▶ TASK INSTRUCTIONS
Each line below that includes the word "Gammaproteobacteria" is to be reported.

───── DATA UNDER STUDY ─────

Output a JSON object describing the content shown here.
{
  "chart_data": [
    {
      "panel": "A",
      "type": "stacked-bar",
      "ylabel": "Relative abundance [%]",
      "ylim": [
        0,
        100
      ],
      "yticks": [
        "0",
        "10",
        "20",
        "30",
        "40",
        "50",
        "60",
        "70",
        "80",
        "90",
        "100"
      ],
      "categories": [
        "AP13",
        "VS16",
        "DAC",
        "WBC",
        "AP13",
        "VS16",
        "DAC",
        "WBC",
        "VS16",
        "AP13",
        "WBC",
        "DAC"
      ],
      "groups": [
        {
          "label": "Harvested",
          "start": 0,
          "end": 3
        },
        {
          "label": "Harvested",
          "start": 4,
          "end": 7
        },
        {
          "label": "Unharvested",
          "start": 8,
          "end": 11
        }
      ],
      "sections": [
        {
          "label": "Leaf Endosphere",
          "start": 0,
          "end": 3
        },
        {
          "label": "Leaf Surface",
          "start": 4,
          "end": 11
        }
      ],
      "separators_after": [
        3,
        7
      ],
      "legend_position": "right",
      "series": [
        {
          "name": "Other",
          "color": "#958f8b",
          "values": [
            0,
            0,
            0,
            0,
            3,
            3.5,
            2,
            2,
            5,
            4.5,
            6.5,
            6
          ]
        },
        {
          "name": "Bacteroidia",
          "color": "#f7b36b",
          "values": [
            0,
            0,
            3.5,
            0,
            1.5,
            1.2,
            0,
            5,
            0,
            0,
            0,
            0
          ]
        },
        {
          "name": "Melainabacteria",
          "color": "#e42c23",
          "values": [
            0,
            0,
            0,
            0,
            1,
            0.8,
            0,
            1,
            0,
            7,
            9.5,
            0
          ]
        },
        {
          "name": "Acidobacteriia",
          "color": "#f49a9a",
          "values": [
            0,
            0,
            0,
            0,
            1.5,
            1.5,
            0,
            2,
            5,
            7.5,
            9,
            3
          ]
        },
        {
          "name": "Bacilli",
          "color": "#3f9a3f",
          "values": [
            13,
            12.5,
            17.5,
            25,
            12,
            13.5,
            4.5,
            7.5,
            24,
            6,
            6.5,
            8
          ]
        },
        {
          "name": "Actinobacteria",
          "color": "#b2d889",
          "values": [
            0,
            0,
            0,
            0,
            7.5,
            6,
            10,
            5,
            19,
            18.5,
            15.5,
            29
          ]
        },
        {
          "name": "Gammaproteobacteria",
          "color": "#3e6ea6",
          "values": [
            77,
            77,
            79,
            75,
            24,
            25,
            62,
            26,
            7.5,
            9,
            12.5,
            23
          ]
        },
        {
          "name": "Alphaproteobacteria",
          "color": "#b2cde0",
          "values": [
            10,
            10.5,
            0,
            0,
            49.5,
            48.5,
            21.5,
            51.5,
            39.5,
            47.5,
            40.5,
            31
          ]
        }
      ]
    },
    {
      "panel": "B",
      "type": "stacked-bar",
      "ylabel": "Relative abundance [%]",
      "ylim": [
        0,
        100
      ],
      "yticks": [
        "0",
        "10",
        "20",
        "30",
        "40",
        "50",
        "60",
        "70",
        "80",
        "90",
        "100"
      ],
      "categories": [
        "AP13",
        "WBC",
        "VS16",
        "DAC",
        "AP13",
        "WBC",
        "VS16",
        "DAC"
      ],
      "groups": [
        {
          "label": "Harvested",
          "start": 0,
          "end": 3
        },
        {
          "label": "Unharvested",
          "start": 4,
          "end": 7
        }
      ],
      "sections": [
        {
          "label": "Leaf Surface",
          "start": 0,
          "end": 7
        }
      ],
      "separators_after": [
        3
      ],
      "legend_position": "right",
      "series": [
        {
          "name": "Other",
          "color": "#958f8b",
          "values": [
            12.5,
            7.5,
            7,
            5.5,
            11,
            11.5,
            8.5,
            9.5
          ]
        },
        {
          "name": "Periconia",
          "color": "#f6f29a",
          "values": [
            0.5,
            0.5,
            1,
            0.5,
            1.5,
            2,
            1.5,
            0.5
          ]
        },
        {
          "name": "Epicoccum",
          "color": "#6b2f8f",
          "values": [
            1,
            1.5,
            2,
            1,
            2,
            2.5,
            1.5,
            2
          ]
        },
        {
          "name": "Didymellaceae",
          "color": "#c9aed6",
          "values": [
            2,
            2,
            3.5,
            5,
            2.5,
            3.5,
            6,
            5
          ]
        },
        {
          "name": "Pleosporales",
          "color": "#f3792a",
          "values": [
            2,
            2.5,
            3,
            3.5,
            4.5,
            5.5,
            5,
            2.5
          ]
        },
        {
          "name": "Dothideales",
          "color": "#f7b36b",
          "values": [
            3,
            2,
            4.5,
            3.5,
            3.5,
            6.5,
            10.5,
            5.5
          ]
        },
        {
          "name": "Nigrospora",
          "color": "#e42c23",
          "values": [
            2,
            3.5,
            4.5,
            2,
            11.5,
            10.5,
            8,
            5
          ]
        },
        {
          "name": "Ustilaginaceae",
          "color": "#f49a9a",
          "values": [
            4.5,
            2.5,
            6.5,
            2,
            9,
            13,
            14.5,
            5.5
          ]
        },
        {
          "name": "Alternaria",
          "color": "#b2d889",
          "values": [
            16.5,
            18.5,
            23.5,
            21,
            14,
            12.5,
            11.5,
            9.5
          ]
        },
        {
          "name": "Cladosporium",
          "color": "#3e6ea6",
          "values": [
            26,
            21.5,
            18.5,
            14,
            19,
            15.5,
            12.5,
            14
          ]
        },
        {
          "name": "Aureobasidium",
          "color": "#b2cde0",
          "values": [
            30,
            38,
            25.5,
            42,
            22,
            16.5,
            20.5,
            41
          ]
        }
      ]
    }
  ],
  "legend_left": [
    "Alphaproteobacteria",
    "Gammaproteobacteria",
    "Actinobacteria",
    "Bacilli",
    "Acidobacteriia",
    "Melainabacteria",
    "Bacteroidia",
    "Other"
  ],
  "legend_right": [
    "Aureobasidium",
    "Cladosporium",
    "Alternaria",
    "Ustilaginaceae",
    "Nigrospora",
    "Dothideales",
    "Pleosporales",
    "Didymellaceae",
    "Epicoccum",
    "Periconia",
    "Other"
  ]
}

─────

▶ RESPONSE TO THIS TASK
          "name": "Gammaproteobacteria",
    "Gammaproteobacteria",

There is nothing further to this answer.